**STATED PROBLEM**
Give every line from the entries that contains "this".

··· EXERCISE MATERIALS

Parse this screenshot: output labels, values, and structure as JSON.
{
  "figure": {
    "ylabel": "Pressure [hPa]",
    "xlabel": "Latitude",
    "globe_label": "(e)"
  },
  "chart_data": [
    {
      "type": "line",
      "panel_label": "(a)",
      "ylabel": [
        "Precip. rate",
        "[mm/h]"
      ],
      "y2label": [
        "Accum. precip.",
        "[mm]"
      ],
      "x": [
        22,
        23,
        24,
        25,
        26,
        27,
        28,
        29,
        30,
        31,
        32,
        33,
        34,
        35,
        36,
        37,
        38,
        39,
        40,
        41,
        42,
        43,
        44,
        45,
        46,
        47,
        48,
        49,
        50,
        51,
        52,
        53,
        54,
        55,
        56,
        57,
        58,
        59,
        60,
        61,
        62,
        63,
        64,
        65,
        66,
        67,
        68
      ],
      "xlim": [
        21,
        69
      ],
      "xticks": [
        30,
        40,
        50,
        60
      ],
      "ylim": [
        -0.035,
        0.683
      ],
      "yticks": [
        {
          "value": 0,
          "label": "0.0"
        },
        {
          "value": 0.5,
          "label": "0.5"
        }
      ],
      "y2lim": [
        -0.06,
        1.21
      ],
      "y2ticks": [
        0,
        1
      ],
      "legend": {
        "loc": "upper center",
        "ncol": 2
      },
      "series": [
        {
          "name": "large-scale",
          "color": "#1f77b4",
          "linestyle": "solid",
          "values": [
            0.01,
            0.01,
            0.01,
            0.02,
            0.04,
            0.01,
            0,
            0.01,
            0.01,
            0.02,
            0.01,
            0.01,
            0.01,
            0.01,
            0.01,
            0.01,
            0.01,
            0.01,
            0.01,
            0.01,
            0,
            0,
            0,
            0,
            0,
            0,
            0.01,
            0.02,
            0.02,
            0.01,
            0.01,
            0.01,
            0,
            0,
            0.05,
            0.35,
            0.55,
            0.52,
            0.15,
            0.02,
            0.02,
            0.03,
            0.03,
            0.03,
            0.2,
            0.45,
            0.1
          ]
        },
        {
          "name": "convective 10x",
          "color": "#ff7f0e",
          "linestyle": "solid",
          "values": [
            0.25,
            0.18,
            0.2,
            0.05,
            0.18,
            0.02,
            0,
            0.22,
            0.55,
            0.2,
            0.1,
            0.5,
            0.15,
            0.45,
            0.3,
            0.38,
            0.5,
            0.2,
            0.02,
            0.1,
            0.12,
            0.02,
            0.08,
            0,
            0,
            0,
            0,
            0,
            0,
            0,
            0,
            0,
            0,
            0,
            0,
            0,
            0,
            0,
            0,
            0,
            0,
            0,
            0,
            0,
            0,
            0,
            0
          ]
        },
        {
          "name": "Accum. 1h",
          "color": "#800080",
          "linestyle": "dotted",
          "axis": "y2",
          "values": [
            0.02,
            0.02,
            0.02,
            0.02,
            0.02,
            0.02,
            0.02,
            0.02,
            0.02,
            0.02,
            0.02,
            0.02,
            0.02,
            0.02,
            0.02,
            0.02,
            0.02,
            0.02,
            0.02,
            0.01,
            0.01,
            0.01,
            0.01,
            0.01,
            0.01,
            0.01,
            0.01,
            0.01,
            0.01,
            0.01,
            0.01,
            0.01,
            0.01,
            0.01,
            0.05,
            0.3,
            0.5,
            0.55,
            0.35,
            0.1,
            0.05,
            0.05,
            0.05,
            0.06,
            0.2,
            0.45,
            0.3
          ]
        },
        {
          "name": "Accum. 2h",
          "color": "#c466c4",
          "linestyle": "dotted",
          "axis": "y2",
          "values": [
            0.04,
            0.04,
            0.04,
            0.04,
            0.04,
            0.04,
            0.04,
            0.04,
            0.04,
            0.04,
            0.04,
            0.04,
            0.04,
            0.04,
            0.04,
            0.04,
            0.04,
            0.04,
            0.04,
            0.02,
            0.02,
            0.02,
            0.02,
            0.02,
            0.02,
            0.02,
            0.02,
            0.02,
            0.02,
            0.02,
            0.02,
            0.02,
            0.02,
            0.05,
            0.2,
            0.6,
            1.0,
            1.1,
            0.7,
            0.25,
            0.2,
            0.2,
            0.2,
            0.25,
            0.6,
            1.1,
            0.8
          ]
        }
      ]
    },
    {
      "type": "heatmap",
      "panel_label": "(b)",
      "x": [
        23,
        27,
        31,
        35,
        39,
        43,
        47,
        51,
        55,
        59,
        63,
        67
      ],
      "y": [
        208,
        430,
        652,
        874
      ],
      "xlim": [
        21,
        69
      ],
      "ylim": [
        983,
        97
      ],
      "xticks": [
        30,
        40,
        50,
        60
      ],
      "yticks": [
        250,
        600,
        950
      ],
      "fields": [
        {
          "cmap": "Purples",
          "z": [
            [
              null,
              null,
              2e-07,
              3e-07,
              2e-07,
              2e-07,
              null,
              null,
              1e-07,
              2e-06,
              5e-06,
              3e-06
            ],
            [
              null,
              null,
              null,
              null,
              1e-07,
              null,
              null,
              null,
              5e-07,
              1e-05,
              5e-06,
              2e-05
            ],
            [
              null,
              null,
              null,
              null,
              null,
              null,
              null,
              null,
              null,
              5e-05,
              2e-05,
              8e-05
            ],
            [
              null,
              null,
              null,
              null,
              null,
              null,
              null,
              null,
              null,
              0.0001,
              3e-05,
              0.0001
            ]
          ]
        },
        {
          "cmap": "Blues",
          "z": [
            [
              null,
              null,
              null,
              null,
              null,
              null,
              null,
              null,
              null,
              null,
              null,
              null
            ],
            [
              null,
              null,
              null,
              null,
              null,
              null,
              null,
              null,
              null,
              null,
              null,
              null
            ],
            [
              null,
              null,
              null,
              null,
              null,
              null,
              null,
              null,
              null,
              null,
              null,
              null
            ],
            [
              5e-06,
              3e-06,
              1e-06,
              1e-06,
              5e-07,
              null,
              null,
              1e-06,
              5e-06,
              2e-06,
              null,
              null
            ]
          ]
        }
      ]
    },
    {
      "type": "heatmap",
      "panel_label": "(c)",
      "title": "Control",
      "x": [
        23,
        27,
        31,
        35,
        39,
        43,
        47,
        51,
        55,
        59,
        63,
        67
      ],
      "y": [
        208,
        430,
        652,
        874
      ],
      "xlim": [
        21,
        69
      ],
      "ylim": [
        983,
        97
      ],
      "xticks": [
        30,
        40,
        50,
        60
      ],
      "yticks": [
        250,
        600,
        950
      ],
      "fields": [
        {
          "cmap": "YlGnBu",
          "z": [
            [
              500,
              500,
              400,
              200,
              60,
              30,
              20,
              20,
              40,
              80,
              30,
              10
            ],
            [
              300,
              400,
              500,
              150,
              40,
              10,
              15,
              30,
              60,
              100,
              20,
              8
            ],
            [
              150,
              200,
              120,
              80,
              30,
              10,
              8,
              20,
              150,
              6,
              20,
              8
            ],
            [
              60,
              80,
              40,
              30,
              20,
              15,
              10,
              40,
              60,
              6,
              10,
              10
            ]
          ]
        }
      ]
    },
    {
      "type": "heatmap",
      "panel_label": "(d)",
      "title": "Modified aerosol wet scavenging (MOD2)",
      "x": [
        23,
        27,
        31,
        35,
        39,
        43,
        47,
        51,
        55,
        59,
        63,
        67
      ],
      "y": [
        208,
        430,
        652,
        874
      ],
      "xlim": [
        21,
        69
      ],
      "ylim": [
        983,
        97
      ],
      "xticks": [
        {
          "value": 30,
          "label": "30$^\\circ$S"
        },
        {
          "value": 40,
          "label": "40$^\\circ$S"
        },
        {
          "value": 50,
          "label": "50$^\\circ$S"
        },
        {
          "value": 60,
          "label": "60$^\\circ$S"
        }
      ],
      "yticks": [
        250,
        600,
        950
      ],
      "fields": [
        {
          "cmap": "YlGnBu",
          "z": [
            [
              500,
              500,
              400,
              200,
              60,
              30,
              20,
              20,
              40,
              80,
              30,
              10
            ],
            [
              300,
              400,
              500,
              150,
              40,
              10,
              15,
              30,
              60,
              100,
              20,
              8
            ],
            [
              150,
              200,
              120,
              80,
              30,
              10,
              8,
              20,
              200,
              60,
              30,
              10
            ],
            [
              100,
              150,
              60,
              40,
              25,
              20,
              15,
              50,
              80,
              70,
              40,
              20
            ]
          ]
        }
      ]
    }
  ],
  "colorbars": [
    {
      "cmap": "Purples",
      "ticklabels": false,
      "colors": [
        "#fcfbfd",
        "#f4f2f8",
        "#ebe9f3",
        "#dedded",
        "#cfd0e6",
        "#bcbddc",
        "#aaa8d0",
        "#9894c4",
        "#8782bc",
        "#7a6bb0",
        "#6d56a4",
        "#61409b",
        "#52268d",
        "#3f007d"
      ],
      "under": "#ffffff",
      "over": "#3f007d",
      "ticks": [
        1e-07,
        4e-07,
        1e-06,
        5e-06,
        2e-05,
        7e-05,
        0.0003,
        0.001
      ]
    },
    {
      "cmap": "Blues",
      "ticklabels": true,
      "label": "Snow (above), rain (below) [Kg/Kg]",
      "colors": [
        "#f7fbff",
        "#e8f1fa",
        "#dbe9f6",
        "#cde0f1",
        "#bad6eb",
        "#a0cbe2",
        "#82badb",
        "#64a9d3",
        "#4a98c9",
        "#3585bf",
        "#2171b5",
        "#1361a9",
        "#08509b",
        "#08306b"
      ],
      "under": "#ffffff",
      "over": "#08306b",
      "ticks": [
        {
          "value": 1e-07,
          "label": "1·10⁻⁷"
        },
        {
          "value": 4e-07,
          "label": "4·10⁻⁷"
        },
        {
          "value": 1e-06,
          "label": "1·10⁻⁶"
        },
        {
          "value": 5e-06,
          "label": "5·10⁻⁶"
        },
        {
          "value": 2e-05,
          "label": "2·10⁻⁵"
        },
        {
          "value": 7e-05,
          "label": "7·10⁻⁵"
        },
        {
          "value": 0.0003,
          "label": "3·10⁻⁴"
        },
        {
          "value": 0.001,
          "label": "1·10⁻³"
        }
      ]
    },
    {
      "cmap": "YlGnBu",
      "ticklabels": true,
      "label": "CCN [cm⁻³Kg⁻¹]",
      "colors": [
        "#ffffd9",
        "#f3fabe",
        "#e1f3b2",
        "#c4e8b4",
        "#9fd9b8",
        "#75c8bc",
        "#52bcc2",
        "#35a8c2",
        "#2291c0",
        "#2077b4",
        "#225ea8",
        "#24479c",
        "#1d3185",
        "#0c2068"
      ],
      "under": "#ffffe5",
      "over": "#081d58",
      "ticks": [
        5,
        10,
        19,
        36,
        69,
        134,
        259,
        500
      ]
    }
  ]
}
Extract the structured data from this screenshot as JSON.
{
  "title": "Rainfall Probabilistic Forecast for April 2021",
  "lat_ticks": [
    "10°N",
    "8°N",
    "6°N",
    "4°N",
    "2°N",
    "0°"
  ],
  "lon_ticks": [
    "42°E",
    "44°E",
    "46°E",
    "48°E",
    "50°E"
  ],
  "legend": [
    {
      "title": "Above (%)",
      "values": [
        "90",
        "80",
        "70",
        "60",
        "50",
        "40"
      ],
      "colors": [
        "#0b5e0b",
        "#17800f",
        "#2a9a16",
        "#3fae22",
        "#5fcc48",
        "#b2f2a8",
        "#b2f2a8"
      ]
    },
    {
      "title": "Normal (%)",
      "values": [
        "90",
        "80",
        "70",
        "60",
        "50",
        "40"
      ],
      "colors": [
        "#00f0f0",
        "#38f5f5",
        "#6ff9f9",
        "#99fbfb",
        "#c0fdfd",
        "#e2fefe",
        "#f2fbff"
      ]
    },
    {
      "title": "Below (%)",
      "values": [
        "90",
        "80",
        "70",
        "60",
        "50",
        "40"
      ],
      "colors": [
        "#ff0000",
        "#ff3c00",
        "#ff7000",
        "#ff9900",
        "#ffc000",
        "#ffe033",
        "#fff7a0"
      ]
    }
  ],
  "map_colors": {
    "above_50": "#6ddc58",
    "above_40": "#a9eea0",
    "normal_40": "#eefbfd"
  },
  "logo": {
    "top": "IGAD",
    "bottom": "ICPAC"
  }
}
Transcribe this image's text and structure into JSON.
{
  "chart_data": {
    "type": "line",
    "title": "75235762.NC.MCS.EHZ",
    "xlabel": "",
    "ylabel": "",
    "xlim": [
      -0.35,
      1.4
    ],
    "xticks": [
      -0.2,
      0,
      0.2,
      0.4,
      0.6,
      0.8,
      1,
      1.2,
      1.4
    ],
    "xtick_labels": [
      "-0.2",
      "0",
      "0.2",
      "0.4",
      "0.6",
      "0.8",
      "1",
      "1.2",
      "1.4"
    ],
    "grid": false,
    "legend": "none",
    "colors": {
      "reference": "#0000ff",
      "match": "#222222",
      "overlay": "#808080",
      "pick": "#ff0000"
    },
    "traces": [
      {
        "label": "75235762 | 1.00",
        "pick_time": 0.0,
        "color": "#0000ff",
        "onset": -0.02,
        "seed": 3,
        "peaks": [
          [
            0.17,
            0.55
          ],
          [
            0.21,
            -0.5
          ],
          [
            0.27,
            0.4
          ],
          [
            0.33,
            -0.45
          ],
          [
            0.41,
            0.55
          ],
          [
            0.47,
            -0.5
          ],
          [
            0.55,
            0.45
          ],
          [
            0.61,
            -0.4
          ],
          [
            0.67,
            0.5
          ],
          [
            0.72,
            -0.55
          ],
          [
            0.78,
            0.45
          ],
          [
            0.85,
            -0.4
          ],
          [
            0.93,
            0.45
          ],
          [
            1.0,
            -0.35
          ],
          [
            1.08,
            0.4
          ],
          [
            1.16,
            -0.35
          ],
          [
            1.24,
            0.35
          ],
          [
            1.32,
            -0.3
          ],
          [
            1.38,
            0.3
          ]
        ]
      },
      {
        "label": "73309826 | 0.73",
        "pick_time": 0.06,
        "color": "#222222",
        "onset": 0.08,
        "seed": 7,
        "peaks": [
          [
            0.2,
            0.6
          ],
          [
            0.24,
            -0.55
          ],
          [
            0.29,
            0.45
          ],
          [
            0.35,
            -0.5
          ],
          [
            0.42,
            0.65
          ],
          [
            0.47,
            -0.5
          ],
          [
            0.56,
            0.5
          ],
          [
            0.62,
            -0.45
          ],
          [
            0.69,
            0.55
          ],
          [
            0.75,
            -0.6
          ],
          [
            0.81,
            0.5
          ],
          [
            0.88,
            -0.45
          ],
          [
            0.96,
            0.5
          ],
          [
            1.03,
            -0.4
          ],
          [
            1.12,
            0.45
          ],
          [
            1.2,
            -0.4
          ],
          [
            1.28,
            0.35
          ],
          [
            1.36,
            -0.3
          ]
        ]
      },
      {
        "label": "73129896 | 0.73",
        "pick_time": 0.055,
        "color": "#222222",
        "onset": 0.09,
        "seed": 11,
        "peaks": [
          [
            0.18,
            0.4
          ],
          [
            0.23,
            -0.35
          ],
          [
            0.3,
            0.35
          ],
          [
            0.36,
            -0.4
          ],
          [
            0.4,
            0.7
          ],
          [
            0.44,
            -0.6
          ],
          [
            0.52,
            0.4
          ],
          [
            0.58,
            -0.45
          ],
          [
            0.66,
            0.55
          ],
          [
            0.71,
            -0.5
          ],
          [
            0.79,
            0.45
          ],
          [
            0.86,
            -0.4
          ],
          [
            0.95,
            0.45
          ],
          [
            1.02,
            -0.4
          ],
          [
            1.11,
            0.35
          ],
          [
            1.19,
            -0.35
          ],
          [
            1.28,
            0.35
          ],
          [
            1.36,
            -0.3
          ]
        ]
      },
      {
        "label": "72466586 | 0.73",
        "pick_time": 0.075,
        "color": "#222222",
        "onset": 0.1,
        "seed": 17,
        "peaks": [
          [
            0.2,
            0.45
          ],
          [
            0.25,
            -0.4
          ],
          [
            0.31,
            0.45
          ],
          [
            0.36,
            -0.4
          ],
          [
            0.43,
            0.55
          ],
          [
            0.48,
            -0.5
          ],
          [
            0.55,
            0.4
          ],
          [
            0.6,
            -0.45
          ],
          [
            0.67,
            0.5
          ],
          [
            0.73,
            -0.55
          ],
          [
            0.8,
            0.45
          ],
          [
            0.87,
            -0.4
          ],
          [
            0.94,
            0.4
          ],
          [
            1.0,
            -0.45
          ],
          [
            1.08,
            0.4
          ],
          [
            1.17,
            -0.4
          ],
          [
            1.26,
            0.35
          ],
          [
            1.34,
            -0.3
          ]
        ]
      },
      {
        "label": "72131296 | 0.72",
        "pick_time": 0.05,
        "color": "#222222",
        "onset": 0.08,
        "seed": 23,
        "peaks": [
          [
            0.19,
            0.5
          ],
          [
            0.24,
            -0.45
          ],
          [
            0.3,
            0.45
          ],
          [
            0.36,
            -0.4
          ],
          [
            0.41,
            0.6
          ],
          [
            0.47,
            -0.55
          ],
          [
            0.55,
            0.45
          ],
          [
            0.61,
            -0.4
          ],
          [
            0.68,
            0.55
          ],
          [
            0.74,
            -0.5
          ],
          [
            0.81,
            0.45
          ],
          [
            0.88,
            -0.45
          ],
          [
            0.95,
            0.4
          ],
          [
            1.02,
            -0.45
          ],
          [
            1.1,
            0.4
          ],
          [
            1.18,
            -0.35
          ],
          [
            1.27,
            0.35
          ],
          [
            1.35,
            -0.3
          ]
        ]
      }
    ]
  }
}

······

**CORRECT OUTPUT**
Parse this screenshot: output labels, values, and structure as JSON.
Extract the structured data from this screenshot as JSON.
Transcribe this image's text and structure into JSON.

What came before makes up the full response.